>>

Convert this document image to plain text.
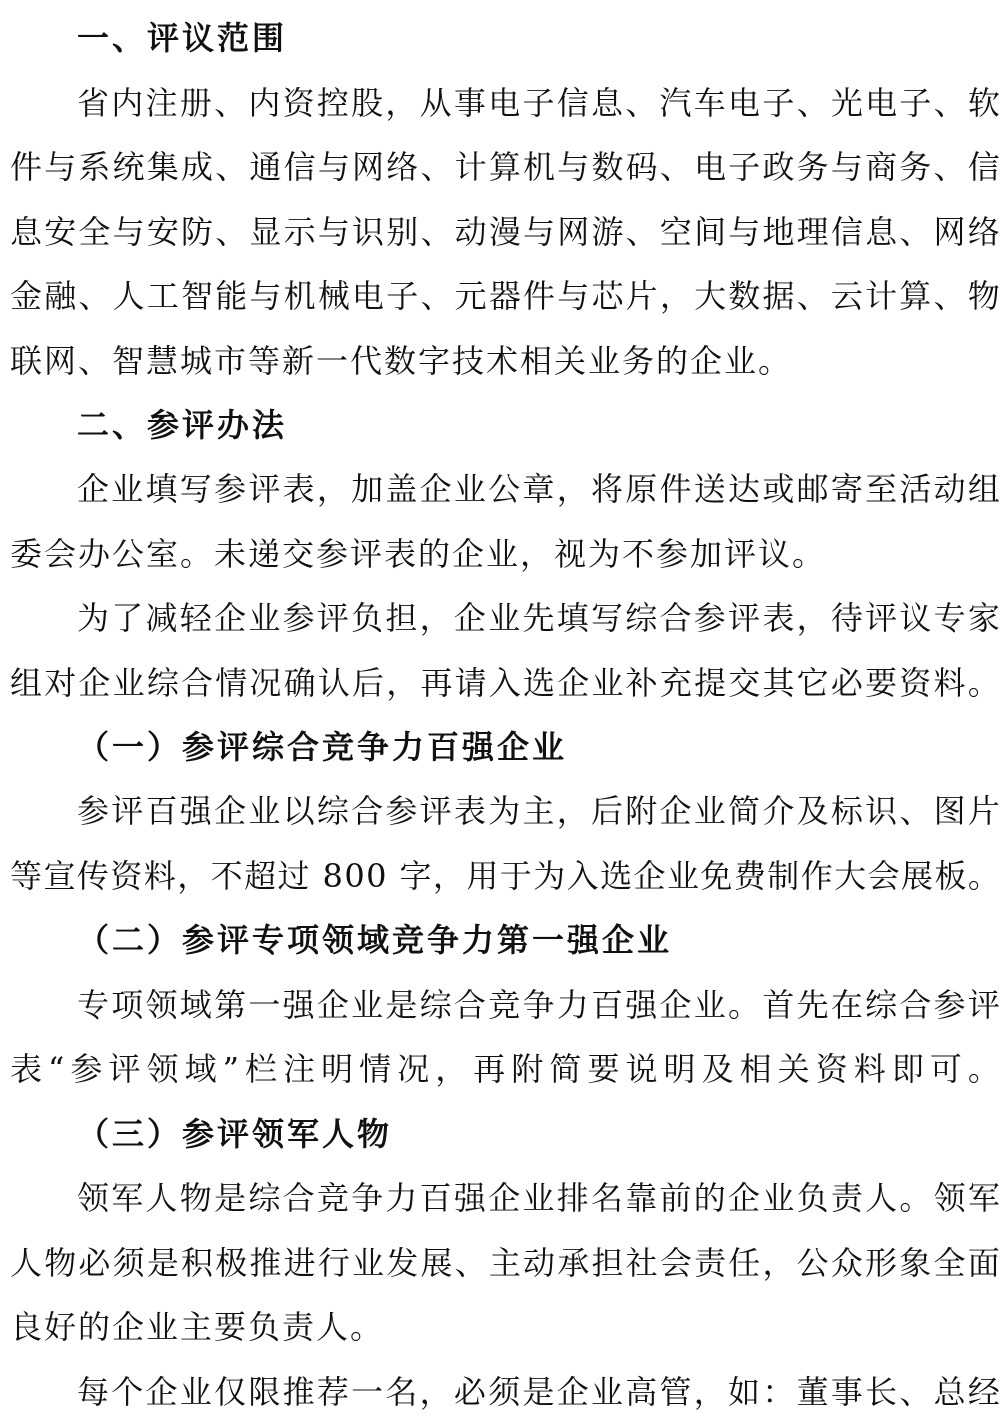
一、评议范围
省 内 注 册 、 内 资 控 股 ， 从 事 电 子 信 息 、 汽 车 电 子 、 光 电 子 、 软
件 与 系 统 集 成 、 通 信 与 网 络 、 计 算 机 与 数 码 、 电 子 政 务 与 商 务 、 信
息 安 全 与 安 防 、 显 示 与 识 别 、 动 漫 与 网 游 、 空 间 与 地 理 信 息 、 网 络
金 融 、 人 工 智 能 与 机 械 电 子 、 元 器 件 与 芯 片 ， 大 数 据 、 云 计 算 、 物
联网、智慧城市等新一代数字技术相关业务的企业。
二、参评办法
企 业 填 写 参 评 表 ， 加 盖 企 业 公 章 ， 将 原 件 送 达 或 邮 寄 至 活 动 组
委会办公室。未递交参评表的企业，视为不参加评议。
为 了 减 轻 企 业 参 评 负 担 ， 企 业 先 填 写 综 合 参 评 表 ， 待 评 议 专 家
组 对 企 业 综 合 情 况 确 认 后 ， 再 请 入 选 企 业 补 充 提 交 其 它 必 要 资 料 。
（一）参评综合竞争力百强企业
参 评 百 强 企 业 以 综 合 参 评 表 为 主 ， 后 附 企 业 简 介 及 标 识 、 图 片
等 宣 传 资 料 ， 不 超 过
8 0 0
字 ， 用 于 为 入 选 企 业 免 费 制 作 大 会 展 板 。
（二）参评专项领域竞争力第一强企业
专 项 领 域 第 一 强 企 业 是 综 合 竞 争 力 百 强 企 业 。 首 先 在 综 合 参 评
表 “ 参 评 领 域 ” 栏 注 明 情 况 ， 再 附 简 要 说 明 及 相 关 资 料 即 可 。
（三）参评领军人物
领 军 人 物 是 综 合 竞 争 力 百 强 企 业 排 名 靠 前 的 企 业 负 责 人 。 领 军
人 物 必 须 是 积 极 推 进 行 业 发 展 、 主 动 承 担 社 会 责 任 ， 公 众 形 象 全 面
良好的企业主要负责人。
每 个 企 业 仅 限 推 荐 一 名 ， 必 须 是 企 业 高 管 ， 如 ： 董 事 长 、 总 经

<<

**WRITTEN REQUEST**:
Leave out the pictures and output the rest of the material exactly as written.

**PROBLEM SOLUTION**:
Convert this document image to plain text.
一、评议范围
省 内 注 册 、 内 资 控 股 ， 从 事 电 子 信 息 、 汽 车 电 子 、 光 电 子 、 软
件 与 系 统 集 成 、 通 信 与 网 络 、 计 算 机 与 数 码 、 电 子 政 务 与 商 务 、 信
息 安 全 与 安 防 、 显 示 与 识 别 、 动 漫 与 网 游 、 空 间 与 地 理 信 息 、 网 络
金 融 、 人 工 智 能 与 机 械 电 子 、 元 器 件 与 芯 片 ， 大 数 据 、 云 计 算 、 物
联网、智慧城市等新一代数字技术相关业务的企业。
二、参评办法
企 业 填 写 参 评 表 ， 加 盖 企 业 公 章 ， 将 原 件 送 达 或 邮 寄 至 活 动 组
委会办公室。未递交参评表的企业，视为不参加评议。
为 了 减 轻 企 业 参 评 负 担 ， 企 业 先 填 写 综 合 参 评 表 ， 待 评 议 专 家
组 对 企 业 综 合 情 况 确 认 后 ， 再 请 入 选 企 业 补 充 提 交 其 它 必 要 资 料 。
（一）参评综合竞争力百强企业
参 评 百 强 企 业 以 综 合 参 评 表 为 主 ， 后 附 企 业 简 介 及 标 识 、 图 片
等 宣 传 资 料 ， 不 超 过
8 0 0
字 ， 用 于 为 入 选 企 业 免 费 制 作 大 会 展 板 。
（二）参评专项领域竞争力第一强企业
专 项 领 域 第 一 强 企 业 是 综 合 竞 争 力 百 强 企 业 。 首 先 在 综 合 参 评
表 “ 参 评 领 域 ” 栏 注 明 情 况 ， 再 附 简 要 说 明 及 相 关 资 料 即 可 。
（三）参评领军人物
领 军 人 物 是 综 合 竞 争 力 百 强 企 业 排 名 靠 前 的 企 业 负 责 人 。 领 军
人 物 必 须 是 积 极 推 进 行 业 发 展 、 主 动 承 担 社 会 责 任 ， 公 众 形 象 全 面
良好的企业主要负责人。
每 个 企 业 仅 限 推 荐 一 名 ， 必 须 是 企 业 高 管 ， 如 ： 董 事 长 、 总 经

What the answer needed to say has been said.